Task directions
Set down the records once more, please, exactly and with the pictures left out.

Entries

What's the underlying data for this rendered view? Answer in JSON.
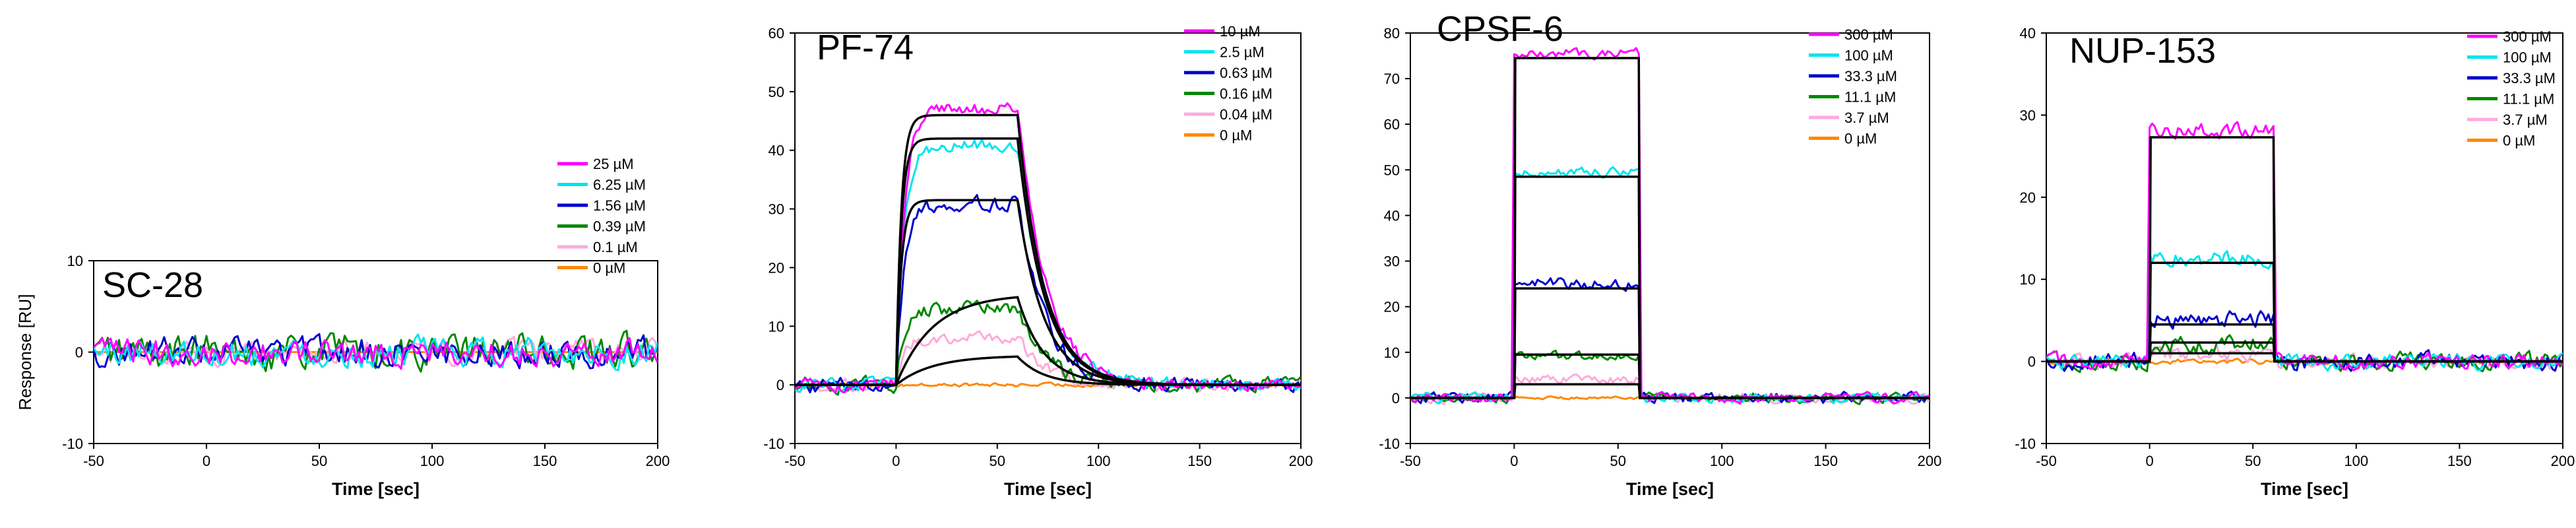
{
  "chart_data": [
    {
      "type": "line",
      "title": "SC-28",
      "xlabel": "Time [sec]",
      "ylabel": "Response [RU]",
      "xlim": [
        -50,
        200
      ],
      "ylim": [
        -10,
        10
      ],
      "xticks": [
        -50,
        0,
        50,
        100,
        150,
        200
      ],
      "yticks": [
        -10,
        0,
        10
      ],
      "legend_position": "top-right",
      "series": [
        {
          "name": "25 µM",
          "color": "#ff00ff",
          "plateau": 0,
          "noise": 1.4
        },
        {
          "name": "6.25 µM",
          "color": "#00e5ee",
          "plateau": 0,
          "noise": 1.4
        },
        {
          "name": "1.56 µM",
          "color": "#0000cc",
          "plateau": 0,
          "noise": 1.5
        },
        {
          "name": "0.39 µM",
          "color": "#008800",
          "plateau": 0,
          "noise": 1.8
        },
        {
          "name": "0.1 µM",
          "color": "#ffaadd",
          "plateau": 0,
          "noise": 1.2
        },
        {
          "name": "0 µM",
          "color": "#ff8800",
          "plateau": 0,
          "noise": 0.0
        }
      ],
      "fit_lines": []
    },
    {
      "type": "line",
      "title": "PF-74",
      "xlabel": "Time [sec]",
      "ylabel": "",
      "xlim": [
        -50,
        200
      ],
      "ylim": [
        -10,
        60
      ],
      "xticks": [
        -50,
        0,
        50,
        100,
        150,
        200
      ],
      "yticks": [
        -10,
        0,
        10,
        20,
        30,
        40,
        50,
        60
      ],
      "legend_position": "top-right",
      "kinetics": "slow",
      "series": [
        {
          "name": "10 µM",
          "color": "#ff00ff",
          "plateau": 47,
          "noise": 1.0
        },
        {
          "name": "2.5 µM",
          "color": "#00e5ee",
          "plateau": 41,
          "noise": 1.0
        },
        {
          "name": "0.63 µM",
          "color": "#0000cc",
          "plateau": 31,
          "noise": 1.2
        },
        {
          "name": "0.16 µM",
          "color": "#008800",
          "plateau": 13,
          "noise": 1.2
        },
        {
          "name": "0.04 µM",
          "color": "#ffaadd",
          "plateau": 8,
          "noise": 1.0
        },
        {
          "name": "0 µM",
          "color": "#ff8800",
          "plateau": 0,
          "noise": 0.3
        }
      ],
      "fit_lines": [
        46,
        42,
        31.5,
        15.5,
        5
      ]
    },
    {
      "type": "line",
      "title": "CPSF-6",
      "xlabel": "Time [sec]",
      "ylabel": "",
      "xlim": [
        -50,
        200
      ],
      "ylim": [
        -10,
        80
      ],
      "xticks": [
        -50,
        0,
        50,
        100,
        150,
        200
      ],
      "yticks": [
        -10,
        0,
        10,
        20,
        30,
        40,
        50,
        60,
        70,
        80
      ],
      "legend_position": "top-right",
      "kinetics": "fast",
      "series": [
        {
          "name": "300 µM",
          "color": "#ff00ff",
          "plateau": 75.5,
          "noise": 1.0
        },
        {
          "name": "100 µM",
          "color": "#00e5ee",
          "plateau": 49.5,
          "noise": 1.0
        },
        {
          "name": "33.3 µM",
          "color": "#0000cc",
          "plateau": 25,
          "noise": 1.2
        },
        {
          "name": "11.1 µM",
          "color": "#008800",
          "plateau": 9,
          "noise": 1.0
        },
        {
          "name": "3.7 µM",
          "color": "#ffaadd",
          "plateau": 4,
          "noise": 1.0
        },
        {
          "name": "0 µM",
          "color": "#ff8800",
          "plateau": 0,
          "noise": 0.3
        }
      ],
      "fit_lines": [
        74.5,
        48.5,
        24,
        9.5,
        3
      ]
    },
    {
      "type": "line",
      "title": "NUP-153",
      "xlabel": "Time [sec]",
      "ylabel": "",
      "xlim": [
        -50,
        200
      ],
      "ylim": [
        -10,
        40
      ],
      "xticks": [
        -50,
        0,
        50,
        100,
        150,
        200
      ],
      "yticks": [
        -10,
        0,
        10,
        20,
        30,
        40
      ],
      "legend_position": "top-right",
      "kinetics": "fast",
      "series": [
        {
          "name": "300 µM",
          "color": "#ff00ff",
          "plateau": 28,
          "noise": 0.9
        },
        {
          "name": "100 µM",
          "color": "#00e5ee",
          "plateau": 12.5,
          "noise": 0.9
        },
        {
          "name": "33.3 µM",
          "color": "#0000cc",
          "plateau": 5,
          "noise": 1.0
        },
        {
          "name": "11.1 µM",
          "color": "#008800",
          "plateau": 2,
          "noise": 1.0
        },
        {
          "name": "3.7 µM",
          "color": "#ffaadd",
          "plateau": 1,
          "noise": 0.9
        },
        {
          "name": "0 µM",
          "color": "#ff8800",
          "plateau": 0,
          "noise": 0.3
        }
      ],
      "fit_lines": [
        27.3,
        12,
        4.5,
        2.3,
        1
      ]
    }
  ]
}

Solution to the exercise
What's the underlying data for this rendered view? Answer in JSON.
{
  "chart_data": [
    {
      "type": "line",
      "title": "SC-28",
      "xlabel": "Time [sec]",
      "ylabel": "Response [RU]",
      "xlim": [
        -50,
        200
      ],
      "ylim": [
        -10,
        10
      ],
      "xticks": [
        -50,
        0,
        50,
        100,
        150,
        200
      ],
      "yticks": [
        -10,
        0,
        10
      ],
      "legend_position": "top-right",
      "series": [
        {
          "name": "25 µM",
          "color": "#ff00ff",
          "plateau": 0,
          "noise": 1.4
        },
        {
          "name": "6.25 µM",
          "color": "#00e5ee",
          "plateau": 0,
          "noise": 1.4
        },
        {
          "name": "1.56 µM",
          "color": "#0000cc",
          "plateau": 0,
          "noise": 1.5
        },
        {
          "name": "0.39 µM",
          "color": "#008800",
          "plateau": 0,
          "noise": 1.8
        },
        {
          "name": "0.1 µM",
          "color": "#ffaadd",
          "plateau": 0,
          "noise": 1.2
        },
        {
          "name": "0 µM",
          "color": "#ff8800",
          "plateau": 0,
          "noise": 0.0
        }
      ],
      "fit_lines": []
    },
    {
      "type": "line",
      "title": "PF-74",
      "xlabel": "Time [sec]",
      "ylabel": "",
      "xlim": [
        -50,
        200
      ],
      "ylim": [
        -10,
        60
      ],
      "xticks": [
        -50,
        0,
        50,
        100,
        150,
        200
      ],
      "yticks": [
        -10,
        0,
        10,
        20,
        30,
        40,
        50,
        60
      ],
      "legend_position": "top-right",
      "kinetics": "slow",
      "series": [
        {
          "name": "10 µM",
          "color": "#ff00ff",
          "plateau": 47,
          "noise": 1.0
        },
        {
          "name": "2.5 µM",
          "color": "#00e5ee",
          "plateau": 41,
          "noise": 1.0
        },
        {
          "name": "0.63 µM",
          "color": "#0000cc",
          "plateau": 31,
          "noise": 1.2
        },
        {
          "name": "0.16 µM",
          "color": "#008800",
          "plateau": 13,
          "noise": 1.2
        },
        {
          "name": "0.04 µM",
          "color": "#ffaadd",
          "plateau": 8,
          "noise": 1.0
        },
        {
          "name": "0 µM",
          "color": "#ff8800",
          "plateau": 0,
          "noise": 0.3
        }
      ],
      "fit_lines": [
        46,
        42,
        31.5,
        15.5,
        5
      ]
    },
    {
      "type": "line",
      "title": "CPSF-6",
      "xlabel": "Time [sec]",
      "ylabel": "",
      "xlim": [
        -50,
        200
      ],
      "ylim": [
        -10,
        80
      ],
      "xticks": [
        -50,
        0,
        50,
        100,
        150,
        200
      ],
      "yticks": [
        -10,
        0,
        10,
        20,
        30,
        40,
        50,
        60,
        70,
        80
      ],
      "legend_position": "top-right",
      "kinetics": "fast",
      "series": [
        {
          "name": "300 µM",
          "color": "#ff00ff",
          "plateau": 75.5,
          "noise": 1.0
        },
        {
          "name": "100 µM",
          "color": "#00e5ee",
          "plateau": 49.5,
          "noise": 1.0
        },
        {
          "name": "33.3 µM",
          "color": "#0000cc",
          "plateau": 25,
          "noise": 1.2
        },
        {
          "name": "11.1 µM",
          "color": "#008800",
          "plateau": 9,
          "noise": 1.0
        },
        {
          "name": "3.7 µM",
          "color": "#ffaadd",
          "plateau": 4,
          "noise": 1.0
        },
        {
          "name": "0 µM",
          "color": "#ff8800",
          "plateau": 0,
          "noise": 0.3
        }
      ],
      "fit_lines": [
        74.5,
        48.5,
        24,
        9.5,
        3
      ]
    },
    {
      "type": "line",
      "title": "NUP-153",
      "xlabel": "Time [sec]",
      "ylabel": "",
      "xlim": [
        -50,
        200
      ],
      "ylim": [
        -10,
        40
      ],
      "xticks": [
        -50,
        0,
        50,
        100,
        150,
        200
      ],
      "yticks": [
        -10,
        0,
        10,
        20,
        30,
        40
      ],
      "legend_position": "top-right",
      "kinetics": "fast",
      "series": [
        {
          "name": "300 µM",
          "color": "#ff00ff",
          "plateau": 28,
          "noise": 0.9
        },
        {
          "name": "100 µM",
          "color": "#00e5ee",
          "plateau": 12.5,
          "noise": 0.9
        },
        {
          "name": "33.3 µM",
          "color": "#0000cc",
          "plateau": 5,
          "noise": 1.0
        },
        {
          "name": "11.1 µM",
          "color": "#008800",
          "plateau": 2,
          "noise": 1.0
        },
        {
          "name": "3.7 µM",
          "color": "#ffaadd",
          "plateau": 1,
          "noise": 0.9
        },
        {
          "name": "0 µM",
          "color": "#ff8800",
          "plateau": 0,
          "noise": 0.3
        }
      ],
      "fit_lines": [
        27.3,
        12,
        4.5,
        2.3,
        1
      ]
    }
  ]
}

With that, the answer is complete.